Description of the task: Output every line of the material exactly, omitting images.
── Supplied records ──
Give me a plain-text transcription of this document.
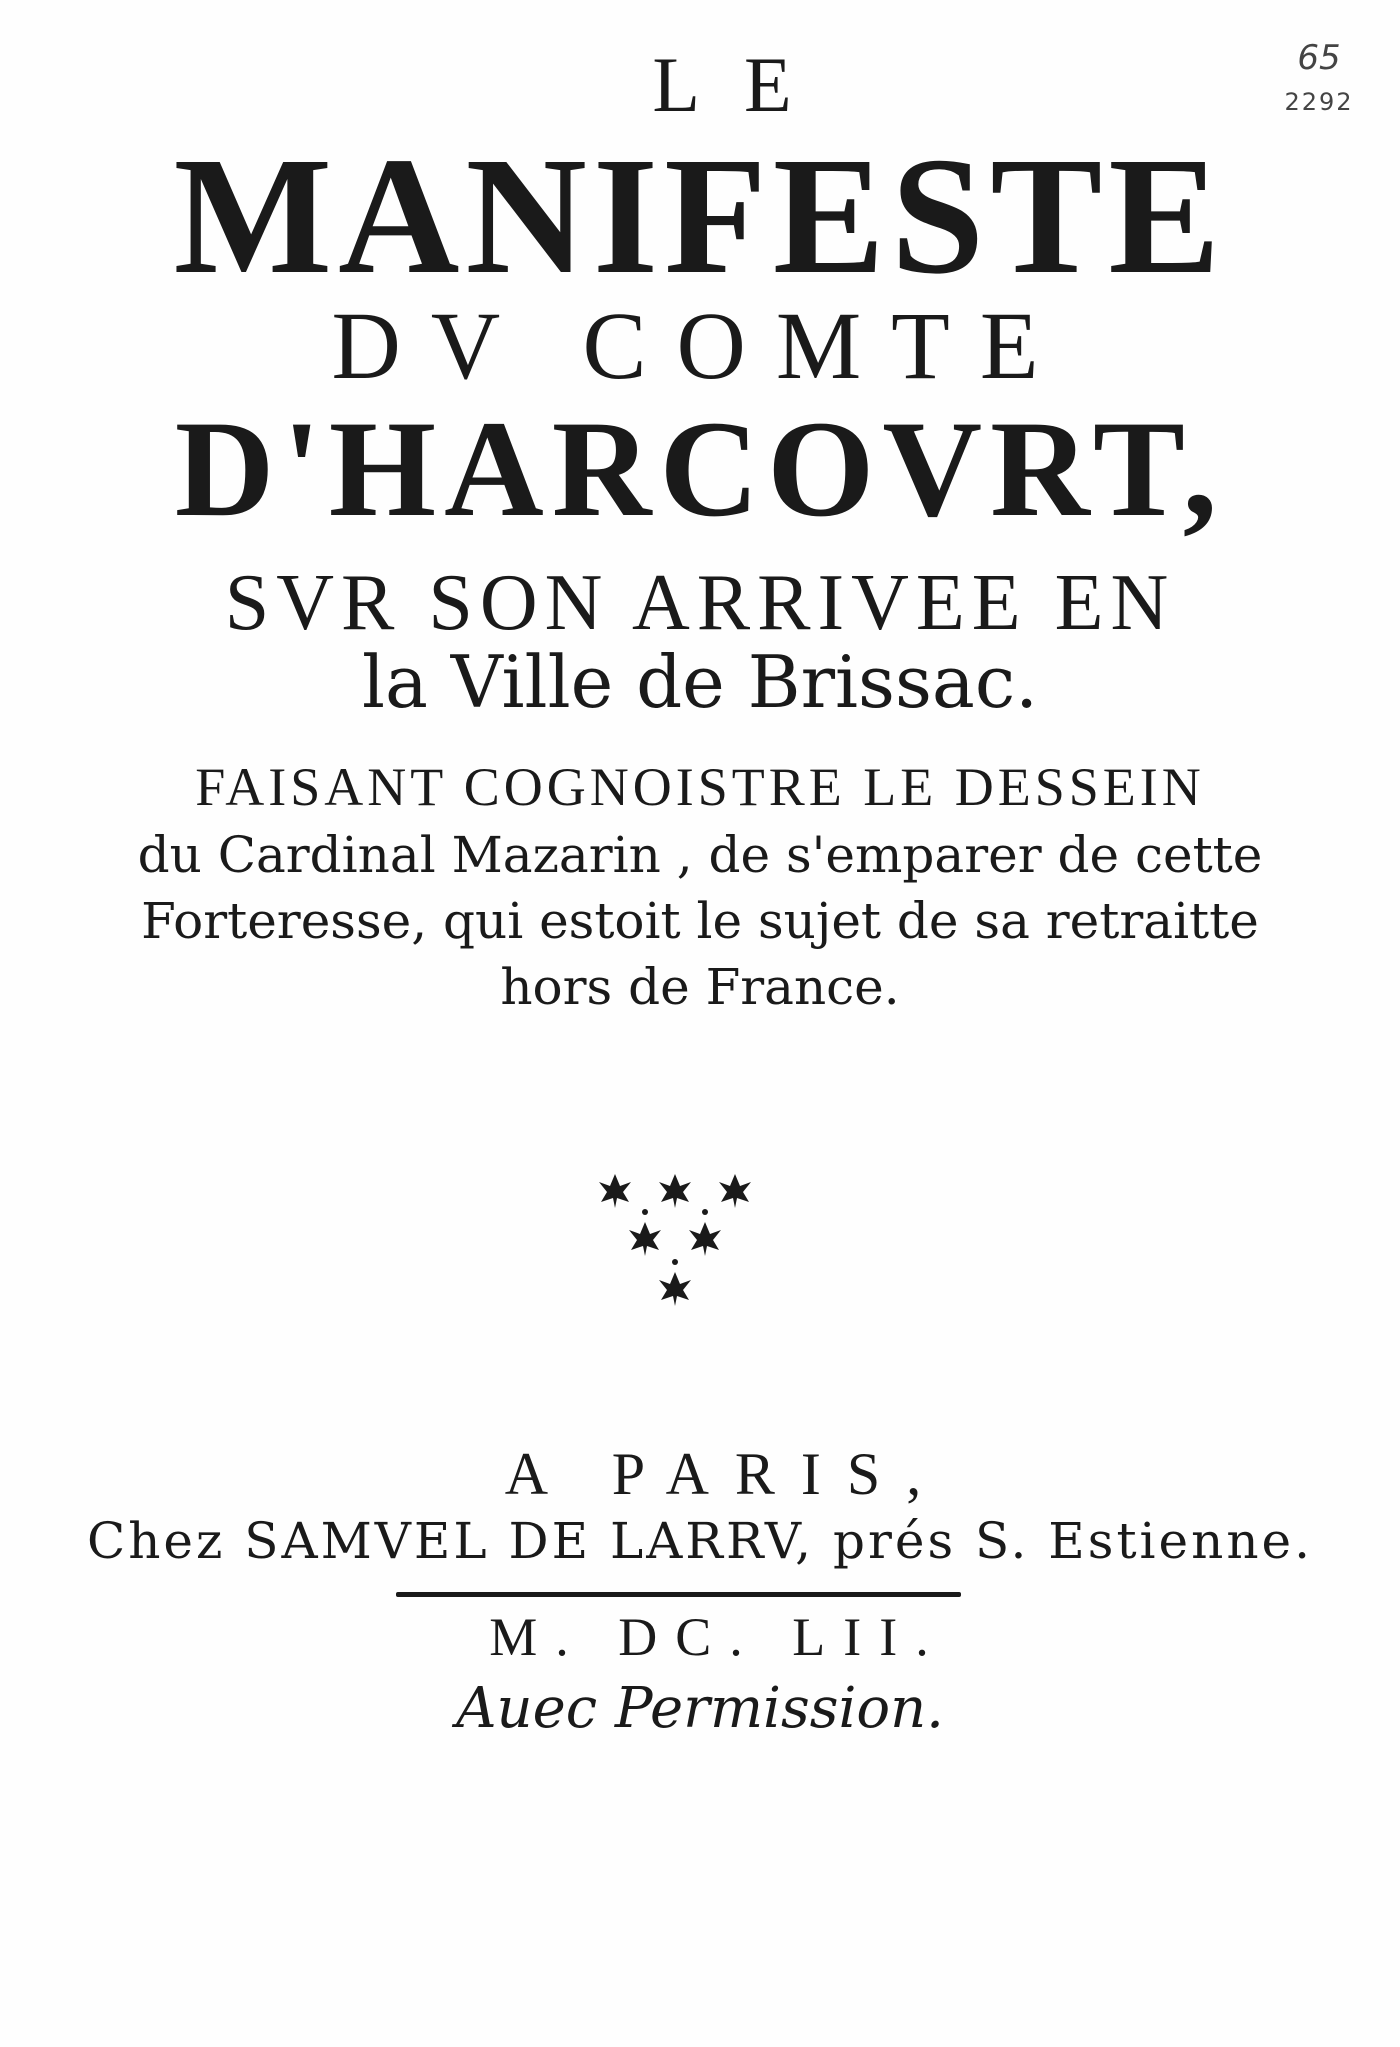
65
2292
LE
MANIFESTE
DV COMTE
D'HARCOVRT,
SVR SON ARRIVEE EN
la Ville de Brissac.
FAISANT COGNOISTRE LE DESSEIN
du Cardinal Mazarin , de s'emparer de cette
Forteresse, qui estoit le sujet de sa retraitte
hors de France.
A PARIS,
Chez SAMVEL DE LARRV, prés S. Estienne.
M. DC. LII.
Auec Permission.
───
Response to the task:
Give me a plain-text transcription of this document.
65
2292
LE
MANIFESTE
DV COMTE
D'HARCOVRT,
SVR SON ARRIVEE EN
la Ville de Brissac.
FAISANT COGNOISTRE LE DESSEIN
du Cardinal Mazarin , de s'emparer de cette
Forteresse, qui estoit le sujet de sa retraitte
hors de France.
A PARIS,
Chez SAMVEL DE LARRV, prés S. Estienne.
M. DC. LII.
Auec Permission.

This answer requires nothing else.